_Task description_
Repeat all of the data precisely.

_Given data_
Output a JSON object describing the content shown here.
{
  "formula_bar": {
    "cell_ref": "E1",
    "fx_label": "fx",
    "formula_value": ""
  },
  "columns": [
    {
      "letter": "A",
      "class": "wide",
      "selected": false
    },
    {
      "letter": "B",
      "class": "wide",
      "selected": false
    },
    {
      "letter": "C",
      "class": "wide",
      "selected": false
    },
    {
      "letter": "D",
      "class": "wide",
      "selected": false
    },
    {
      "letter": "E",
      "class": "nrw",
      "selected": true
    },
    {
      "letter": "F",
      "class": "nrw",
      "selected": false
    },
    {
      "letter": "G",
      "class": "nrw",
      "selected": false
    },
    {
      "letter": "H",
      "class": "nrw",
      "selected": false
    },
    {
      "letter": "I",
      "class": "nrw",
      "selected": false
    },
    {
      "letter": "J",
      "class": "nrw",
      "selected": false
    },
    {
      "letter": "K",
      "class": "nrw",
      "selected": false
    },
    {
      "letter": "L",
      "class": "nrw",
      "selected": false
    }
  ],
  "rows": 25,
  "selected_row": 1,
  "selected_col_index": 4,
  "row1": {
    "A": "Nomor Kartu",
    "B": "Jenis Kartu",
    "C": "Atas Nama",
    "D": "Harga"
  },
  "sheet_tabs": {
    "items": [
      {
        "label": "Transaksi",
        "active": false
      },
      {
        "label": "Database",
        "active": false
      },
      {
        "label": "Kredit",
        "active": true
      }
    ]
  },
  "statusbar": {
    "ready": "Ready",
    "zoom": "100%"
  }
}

_Result of the task_
Output a JSON object describing the content shown here.
{
  "formula_bar": {
    "cell_ref": "E1",
    "fx_label": "fx",
    "formula_value": ""
  },
  "columns": [
    {
      "letter": "A",
      "class": "wide",
      "selected": false
    },
    {
      "letter": "B",
      "class": "wide",
      "selected": false
    },
    {
      "letter": "C",
      "class": "wide",
      "selected": false
    },
    {
      "letter": "D",
      "class": "wide",
      "selected": false
    },
    {
      "letter": "E",
      "class": "nrw",
      "selected": true
    },
    {
      "letter": "F",
      "class": "nrw",
      "selected": false
    },
    {
      "letter": "G",
      "class": "nrw",
      "selected": false
    },
    {
      "letter": "H",
      "class": "nrw",
      "selected": false
    },
    {
      "letter": "I",
      "class": "nrw",
      "selected": false
    },
    {
      "letter": "J",
      "class": "nrw",
      "selected": false
    },
    {
      "letter": "K",
      "class": "nrw",
      "selected": false
    },
    {
      "letter": "L",
      "class": "nrw",
      "selected": false
    }
  ],
  "rows": 25,
  "selected_row": 1,
  "selected_col_index": 4,
  "row1": {
    "A": "Nomor Kartu",
    "B": "Jenis Kartu",
    "C": "Atas Nama",
    "D": "Harga"
  },
  "sheet_tabs": {
    "items": [
      {
        "label": "Transaksi",
        "active": false
      },
      {
        "label": "Database",
        "active": false
      },
      {
        "label": "Kredit",
        "active": true
      }
    ]
  },
  "statusbar": {
    "ready": "Ready",
    "zoom": "100%"
  }
}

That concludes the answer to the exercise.